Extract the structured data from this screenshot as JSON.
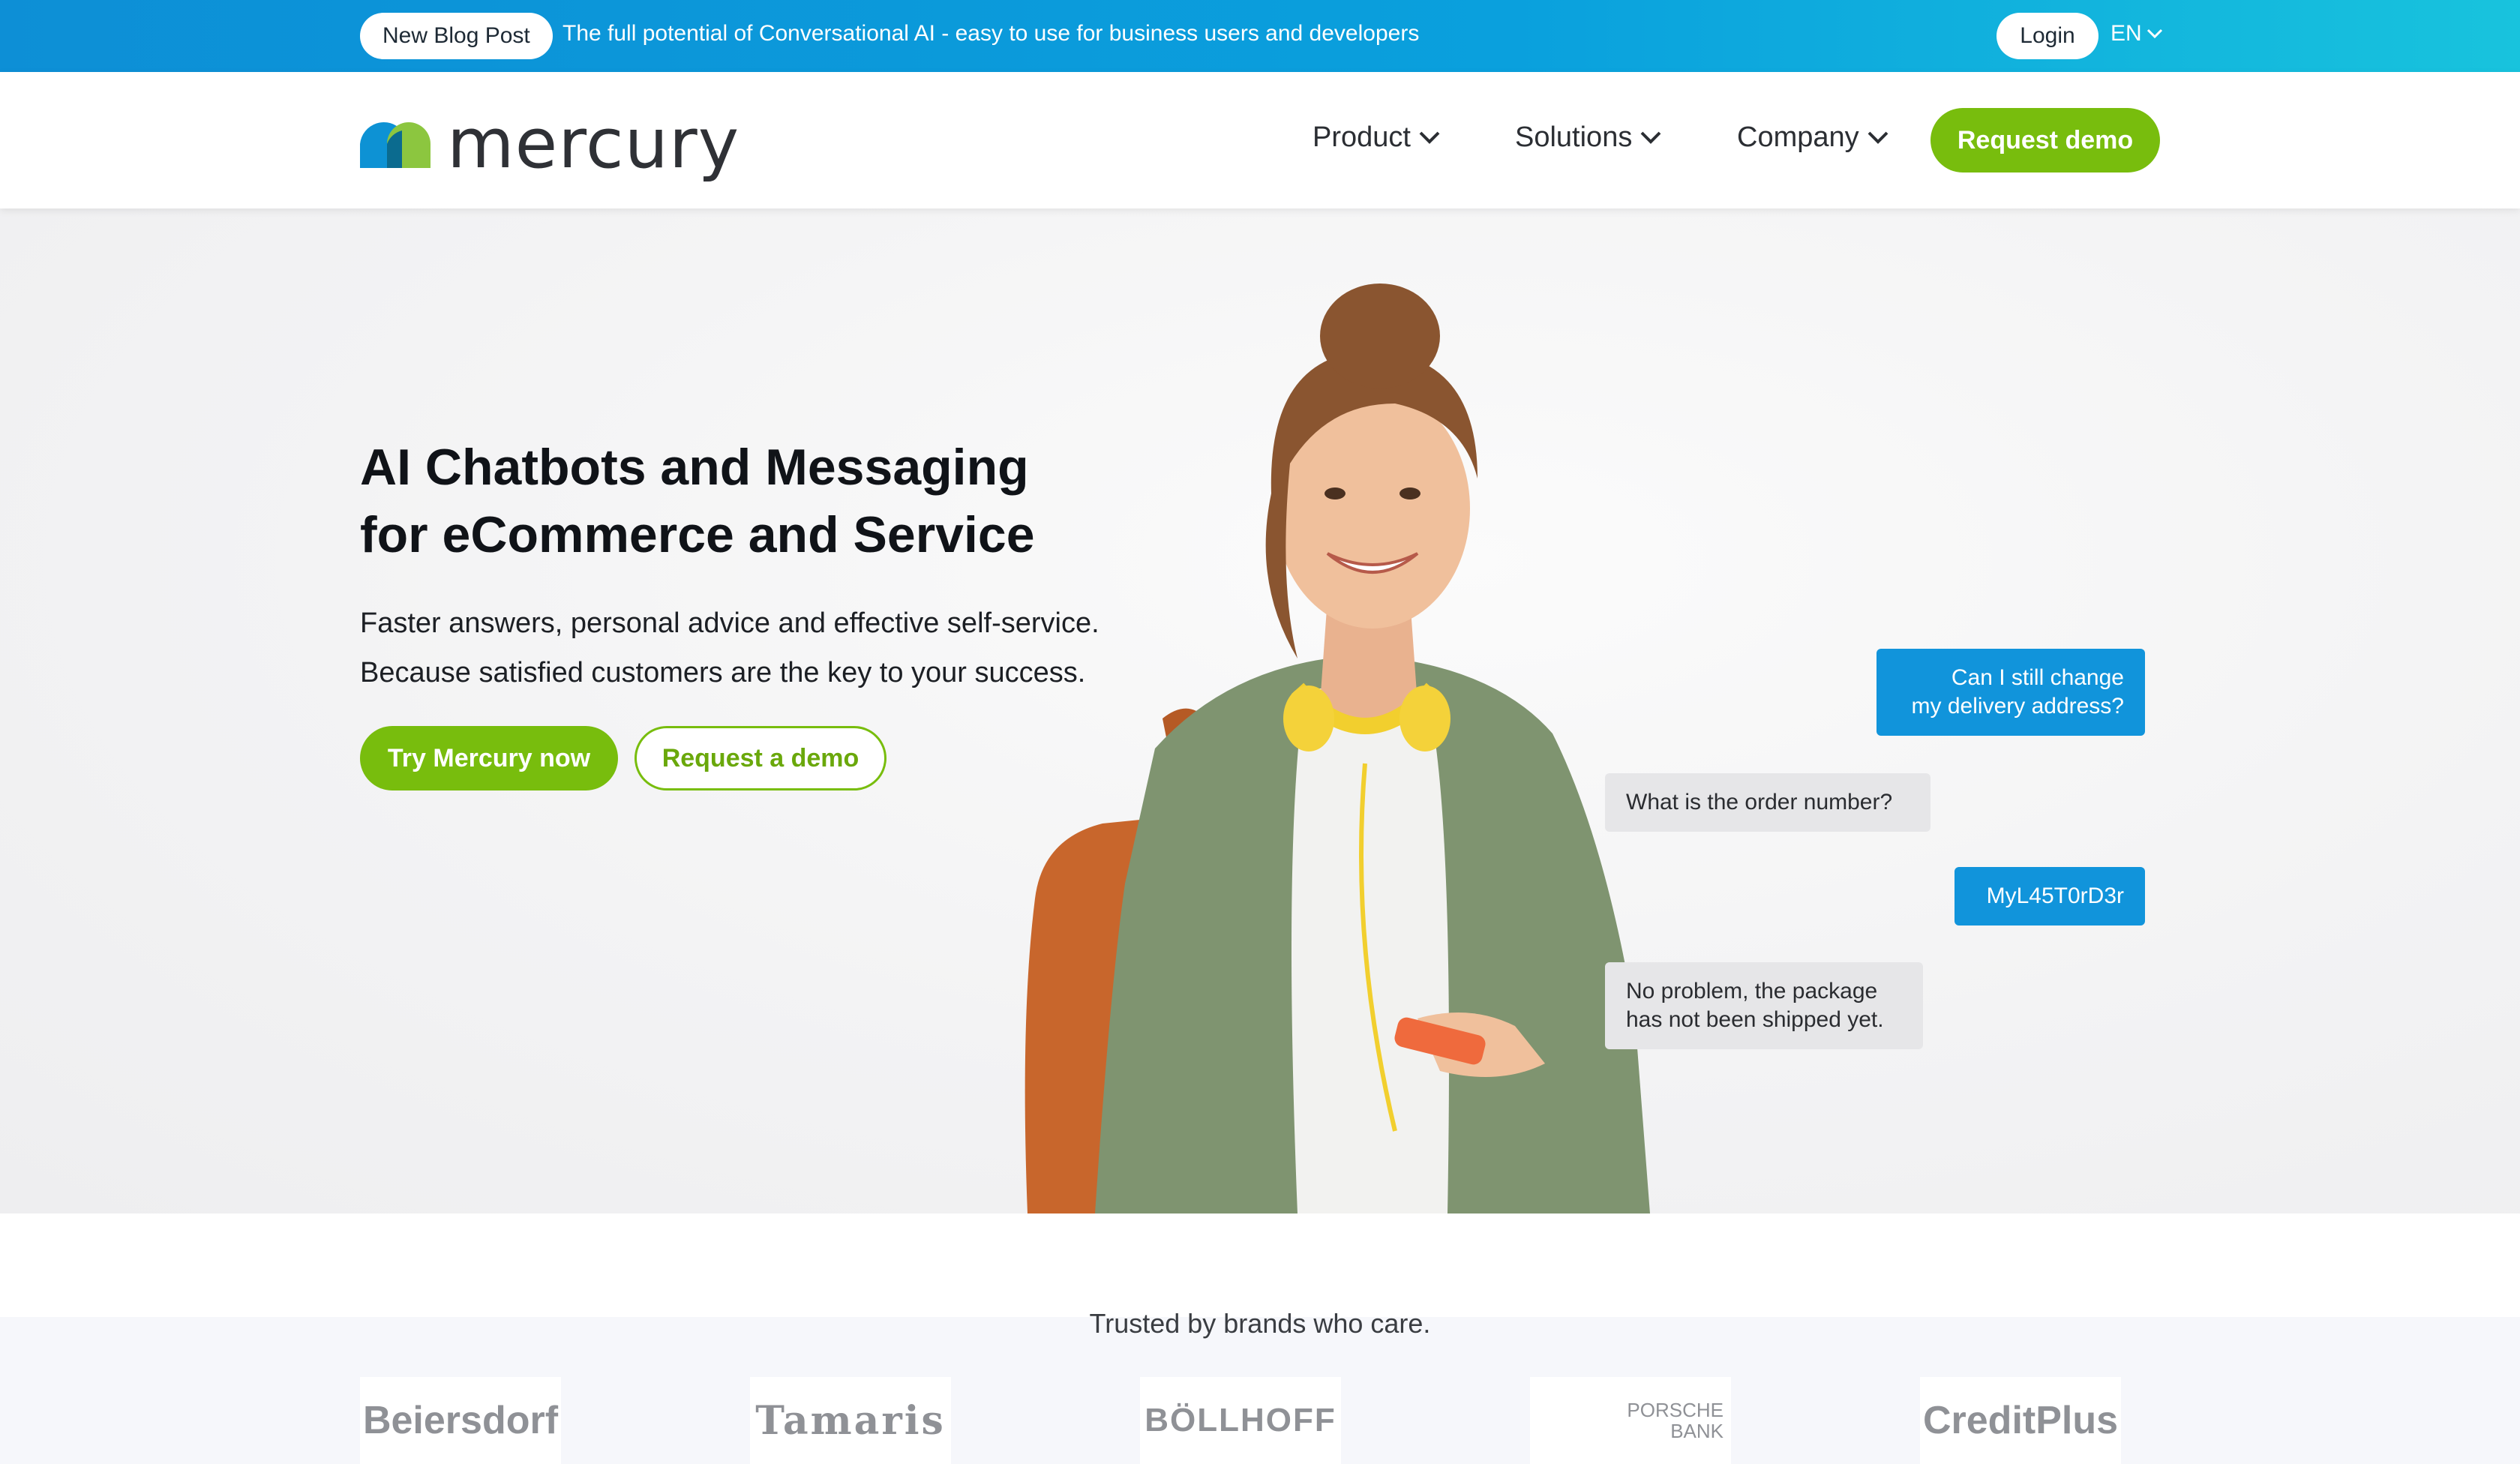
{
  "topbar": {
    "badge": "New Blog Post",
    "text": "The full potential of Conversational AI - easy to use for business users and developers",
    "login": "Login",
    "language": "EN"
  },
  "nav": {
    "brand": "mercury",
    "items": [
      {
        "label": "Product"
      },
      {
        "label": "Solutions"
      },
      {
        "label": "Company"
      }
    ],
    "cta": "Request demo"
  },
  "hero": {
    "title_line1": "AI Chatbots and Messaging",
    "title_line2": "for eCommerce and Service",
    "subtitle_line1": "Faster answers, personal advice and effective self-service.",
    "subtitle_line2": "Because satisfied customers are the key to your success.",
    "primary_button": "Try Mercury now",
    "secondary_button": "Request a demo"
  },
  "chat": [
    {
      "side": "customer",
      "line1": "Can I still change",
      "line2": "my delivery address?"
    },
    {
      "side": "bot",
      "line1": "What is the order number?",
      "line2": ""
    },
    {
      "side": "customer",
      "line1": "MyL45T0rD3r",
      "line2": ""
    },
    {
      "side": "bot",
      "line1": "No problem, the package",
      "line2": "has not been shipped yet."
    }
  ],
  "trusted": {
    "heading": "Trusted by brands who care.",
    "brands": [
      "Beiersdorf",
      "Tamaris",
      "BÖLLHOFF",
      "PORSCHE",
      "BANK",
      "CreditPlus"
    ]
  },
  "colors": {
    "accent_green": "#78bd0d",
    "topbar_blue": "#0aa0dd",
    "chat_blue": "#1194db"
  }
}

■ Aim
Scan the material above. Extract every line in which the word "brands" occurs.

■ Answer to this task
    "heading": "Trusted by brands who care.",
    "brands": [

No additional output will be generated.